Records for the task =>
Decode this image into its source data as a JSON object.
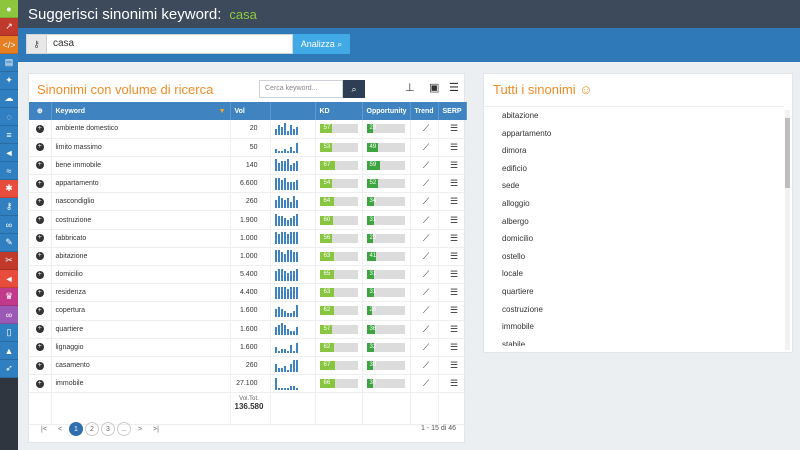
{
  "header": {
    "title": "Suggerisci sinonimi keyword:",
    "keyword": "casa"
  },
  "search": {
    "value": "casa",
    "button": "Analizza"
  },
  "sidebar": {
    "items": [
      {
        "icon": "globe-icon",
        "glyph": "●",
        "color": "#8cc63f"
      },
      {
        "icon": "chart-icon",
        "glyph": "↗",
        "color": "#c0392b"
      },
      {
        "icon": "code-icon",
        "glyph": "</>",
        "color": "#e67e22"
      },
      {
        "icon": "book-icon",
        "glyph": "▤",
        "color": "#2f7fc1"
      },
      {
        "icon": "running-icon",
        "glyph": "✦",
        "color": "#2f7fc1"
      },
      {
        "icon": "cloud-icon",
        "glyph": "☁",
        "color": "#2f7fc1"
      },
      {
        "icon": "chat-icon",
        "glyph": "◌",
        "color": "#2f7fc1"
      },
      {
        "icon": "signpost-icon",
        "glyph": "≡",
        "color": "#2f7fc1"
      },
      {
        "icon": "megaphone-icon",
        "glyph": "◄",
        "color": "#2f7fc1"
      },
      {
        "icon": "swimmer-icon",
        "glyph": "≈",
        "color": "#2f7fc1"
      },
      {
        "icon": "bug-icon",
        "glyph": "✱",
        "color": "#e74c3c"
      },
      {
        "icon": "key-icon",
        "glyph": "⚷",
        "color": "#2f7fc1"
      },
      {
        "icon": "link-icon",
        "glyph": "∞",
        "color": "#2f7fc1"
      },
      {
        "icon": "edit-icon",
        "glyph": "✎",
        "color": "#2f7fc1"
      },
      {
        "icon": "tools-icon",
        "glyph": "✂",
        "color": "#c0392b"
      },
      {
        "icon": "bullhorn-icon",
        "glyph": "◄",
        "color": "#e74c3c"
      },
      {
        "icon": "trophy-icon",
        "glyph": "♛",
        "color": "#c0398a"
      },
      {
        "icon": "binoculars-icon",
        "glyph": "∞",
        "color": "#9b59b6"
      },
      {
        "icon": "file-icon",
        "glyph": "▯",
        "color": "#2f7fc1"
      },
      {
        "icon": "graduation-icon",
        "glyph": "▲",
        "color": "#2f7fc1"
      },
      {
        "icon": "rocket-icon",
        "glyph": "➶",
        "color": "#2f7fc1"
      }
    ]
  },
  "panel": {
    "title": "Sinonimi con volume di ricerca",
    "filter_placeholder": "Cerca keyword...",
    "columns": [
      "Keyword",
      "Vol",
      "KD",
      "Opportunity",
      "Trend",
      "SERP"
    ],
    "rows": [
      {
        "keyword": "ambiente domestico",
        "vol": "20",
        "kd": 57,
        "opp": 28,
        "spark": [
          3,
          5,
          4,
          6,
          2,
          5,
          3,
          4
        ]
      },
      {
        "keyword": "limito massimo",
        "vol": "50",
        "kd": 53,
        "opp": 49,
        "spark": [
          2,
          1,
          1,
          2,
          1,
          3,
          1,
          5
        ]
      },
      {
        "keyword": "bene immobile",
        "vol": "140",
        "kd": 67,
        "opp": 59,
        "spark": [
          6,
          4,
          5,
          5,
          6,
          3,
          4,
          5
        ]
      },
      {
        "keyword": "appartamento",
        "vol": "6.600",
        "kd": 54,
        "opp": 52,
        "spark": [
          6,
          6,
          5,
          6,
          4,
          4,
          4,
          5
        ]
      },
      {
        "keyword": "nascondiglio",
        "vol": "260",
        "kd": 64,
        "opp": 34,
        "spark": [
          4,
          6,
          5,
          4,
          5,
          3,
          6,
          4
        ]
      },
      {
        "keyword": "costruzione",
        "vol": "1.900",
        "kd": 60,
        "opp": 31,
        "spark": [
          6,
          5,
          5,
          4,
          3,
          4,
          5,
          6
        ]
      },
      {
        "keyword": "fabbricato",
        "vol": "1.000",
        "kd": 56,
        "opp": 29,
        "spark": [
          6,
          5,
          6,
          6,
          5,
          6,
          6,
          6
        ]
      },
      {
        "keyword": "abitazione",
        "vol": "1.000",
        "kd": 63,
        "opp": 41,
        "spark": [
          6,
          6,
          5,
          4,
          6,
          6,
          5,
          5
        ]
      },
      {
        "keyword": "domicilio",
        "vol": "5.400",
        "kd": 65,
        "opp": 31,
        "spark": [
          5,
          6,
          6,
          5,
          4,
          5,
          5,
          6
        ]
      },
      {
        "keyword": "residenza",
        "vol": "4.400",
        "kd": 63,
        "opp": 31,
        "spark": [
          6,
          6,
          6,
          6,
          5,
          6,
          6,
          6
        ]
      },
      {
        "keyword": "copertura",
        "vol": "1.600",
        "kd": 62,
        "opp": 26,
        "spark": [
          4,
          5,
          4,
          3,
          2,
          2,
          3,
          6
        ]
      },
      {
        "keyword": "quartiere",
        "vol": "1.600",
        "kd": 57,
        "opp": 36,
        "spark": [
          4,
          5,
          6,
          5,
          3,
          2,
          2,
          4
        ]
      },
      {
        "keyword": "lignaggio",
        "vol": "1.600",
        "kd": 62,
        "opp": 32,
        "spark": [
          3,
          1,
          2,
          2,
          1,
          4,
          1,
          5
        ]
      },
      {
        "keyword": "casamento",
        "vol": "260",
        "kd": 67,
        "opp": 30,
        "spark": [
          4,
          2,
          2,
          3,
          1,
          4,
          6,
          6
        ]
      },
      {
        "keyword": "immobile",
        "vol": "27.100",
        "kd": 66,
        "opp": 30,
        "spark": [
          6,
          1,
          1,
          1,
          1,
          2,
          2,
          1
        ]
      }
    ],
    "total_label": "Vol.Tot.",
    "total_value": "136.580",
    "pager": {
      "first": "|<",
      "prev": "<",
      "pages": [
        "1",
        "2",
        "3",
        "..."
      ],
      "next": ">",
      "last": ">|",
      "range": "1 - 15 di 46"
    }
  },
  "synonyms": {
    "title": "Tutti i sinonimi ☺",
    "items": [
      "abitazione",
      "appartamento",
      "dimora",
      "edificio",
      "sede",
      "alloggio",
      "albergo",
      "domicilio",
      "ostello",
      "locale",
      "quartiere",
      "costruzione",
      "immobile",
      "stabile"
    ]
  }
}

Challenge => Reproduce the whole listing word for word, setting aside any pictures.

Final result =>
Decode this image into its source data as a JSON object.
{
  "header": {
    "title": "Suggerisci sinonimi keyword:",
    "keyword": "casa"
  },
  "search": {
    "value": "casa",
    "button": "Analizza"
  },
  "sidebar": {
    "items": [
      {
        "icon": "globe-icon",
        "glyph": "●",
        "color": "#8cc63f"
      },
      {
        "icon": "chart-icon",
        "glyph": "↗",
        "color": "#c0392b"
      },
      {
        "icon": "code-icon",
        "glyph": "</>",
        "color": "#e67e22"
      },
      {
        "icon": "book-icon",
        "glyph": "▤",
        "color": "#2f7fc1"
      },
      {
        "icon": "running-icon",
        "glyph": "✦",
        "color": "#2f7fc1"
      },
      {
        "icon": "cloud-icon",
        "glyph": "☁",
        "color": "#2f7fc1"
      },
      {
        "icon": "chat-icon",
        "glyph": "◌",
        "color": "#2f7fc1"
      },
      {
        "icon": "signpost-icon",
        "glyph": "≡",
        "color": "#2f7fc1"
      },
      {
        "icon": "megaphone-icon",
        "glyph": "◄",
        "color": "#2f7fc1"
      },
      {
        "icon": "swimmer-icon",
        "glyph": "≈",
        "color": "#2f7fc1"
      },
      {
        "icon": "bug-icon",
        "glyph": "✱",
        "color": "#e74c3c"
      },
      {
        "icon": "key-icon",
        "glyph": "⚷",
        "color": "#2f7fc1"
      },
      {
        "icon": "link-icon",
        "glyph": "∞",
        "color": "#2f7fc1"
      },
      {
        "icon": "edit-icon",
        "glyph": "✎",
        "color": "#2f7fc1"
      },
      {
        "icon": "tools-icon",
        "glyph": "✂",
        "color": "#c0392b"
      },
      {
        "icon": "bullhorn-icon",
        "glyph": "◄",
        "color": "#e74c3c"
      },
      {
        "icon": "trophy-icon",
        "glyph": "♛",
        "color": "#c0398a"
      },
      {
        "icon": "binoculars-icon",
        "glyph": "∞",
        "color": "#9b59b6"
      },
      {
        "icon": "file-icon",
        "glyph": "▯",
        "color": "#2f7fc1"
      },
      {
        "icon": "graduation-icon",
        "glyph": "▲",
        "color": "#2f7fc1"
      },
      {
        "icon": "rocket-icon",
        "glyph": "➶",
        "color": "#2f7fc1"
      }
    ]
  },
  "panel": {
    "title": "Sinonimi con volume di ricerca",
    "filter_placeholder": "Cerca keyword...",
    "columns": [
      "Keyword",
      "Vol",
      "KD",
      "Opportunity",
      "Trend",
      "SERP"
    ],
    "rows": [
      {
        "keyword": "ambiente domestico",
        "vol": "20",
        "kd": 57,
        "opp": 28,
        "spark": [
          3,
          5,
          4,
          6,
          2,
          5,
          3,
          4
        ]
      },
      {
        "keyword": "limito massimo",
        "vol": "50",
        "kd": 53,
        "opp": 49,
        "spark": [
          2,
          1,
          1,
          2,
          1,
          3,
          1,
          5
        ]
      },
      {
        "keyword": "bene immobile",
        "vol": "140",
        "kd": 67,
        "opp": 59,
        "spark": [
          6,
          4,
          5,
          5,
          6,
          3,
          4,
          5
        ]
      },
      {
        "keyword": "appartamento",
        "vol": "6.600",
        "kd": 54,
        "opp": 52,
        "spark": [
          6,
          6,
          5,
          6,
          4,
          4,
          4,
          5
        ]
      },
      {
        "keyword": "nascondiglio",
        "vol": "260",
        "kd": 64,
        "opp": 34,
        "spark": [
          4,
          6,
          5,
          4,
          5,
          3,
          6,
          4
        ]
      },
      {
        "keyword": "costruzione",
        "vol": "1.900",
        "kd": 60,
        "opp": 31,
        "spark": [
          6,
          5,
          5,
          4,
          3,
          4,
          5,
          6
        ]
      },
      {
        "keyword": "fabbricato",
        "vol": "1.000",
        "kd": 56,
        "opp": 29,
        "spark": [
          6,
          5,
          6,
          6,
          5,
          6,
          6,
          6
        ]
      },
      {
        "keyword": "abitazione",
        "vol": "1.000",
        "kd": 63,
        "opp": 41,
        "spark": [
          6,
          6,
          5,
          4,
          6,
          6,
          5,
          5
        ]
      },
      {
        "keyword": "domicilio",
        "vol": "5.400",
        "kd": 65,
        "opp": 31,
        "spark": [
          5,
          6,
          6,
          5,
          4,
          5,
          5,
          6
        ]
      },
      {
        "keyword": "residenza",
        "vol": "4.400",
        "kd": 63,
        "opp": 31,
        "spark": [
          6,
          6,
          6,
          6,
          5,
          6,
          6,
          6
        ]
      },
      {
        "keyword": "copertura",
        "vol": "1.600",
        "kd": 62,
        "opp": 26,
        "spark": [
          4,
          5,
          4,
          3,
          2,
          2,
          3,
          6
        ]
      },
      {
        "keyword": "quartiere",
        "vol": "1.600",
        "kd": 57,
        "opp": 36,
        "spark": [
          4,
          5,
          6,
          5,
          3,
          2,
          2,
          4
        ]
      },
      {
        "keyword": "lignaggio",
        "vol": "1.600",
        "kd": 62,
        "opp": 32,
        "spark": [
          3,
          1,
          2,
          2,
          1,
          4,
          1,
          5
        ]
      },
      {
        "keyword": "casamento",
        "vol": "260",
        "kd": 67,
        "opp": 30,
        "spark": [
          4,
          2,
          2,
          3,
          1,
          4,
          6,
          6
        ]
      },
      {
        "keyword": "immobile",
        "vol": "27.100",
        "kd": 66,
        "opp": 30,
        "spark": [
          6,
          1,
          1,
          1,
          1,
          2,
          2,
          1
        ]
      }
    ],
    "total_label": "Vol.Tot.",
    "total_value": "136.580",
    "pager": {
      "first": "|<",
      "prev": "<",
      "pages": [
        "1",
        "2",
        "3",
        "..."
      ],
      "next": ">",
      "last": ">|",
      "range": "1 - 15 di 46"
    }
  },
  "synonyms": {
    "title": "Tutti i sinonimi ☺",
    "items": [
      "abitazione",
      "appartamento",
      "dimora",
      "edificio",
      "sede",
      "alloggio",
      "albergo",
      "domicilio",
      "ostello",
      "locale",
      "quartiere",
      "costruzione",
      "immobile",
      "stabile"
    ]
  }
}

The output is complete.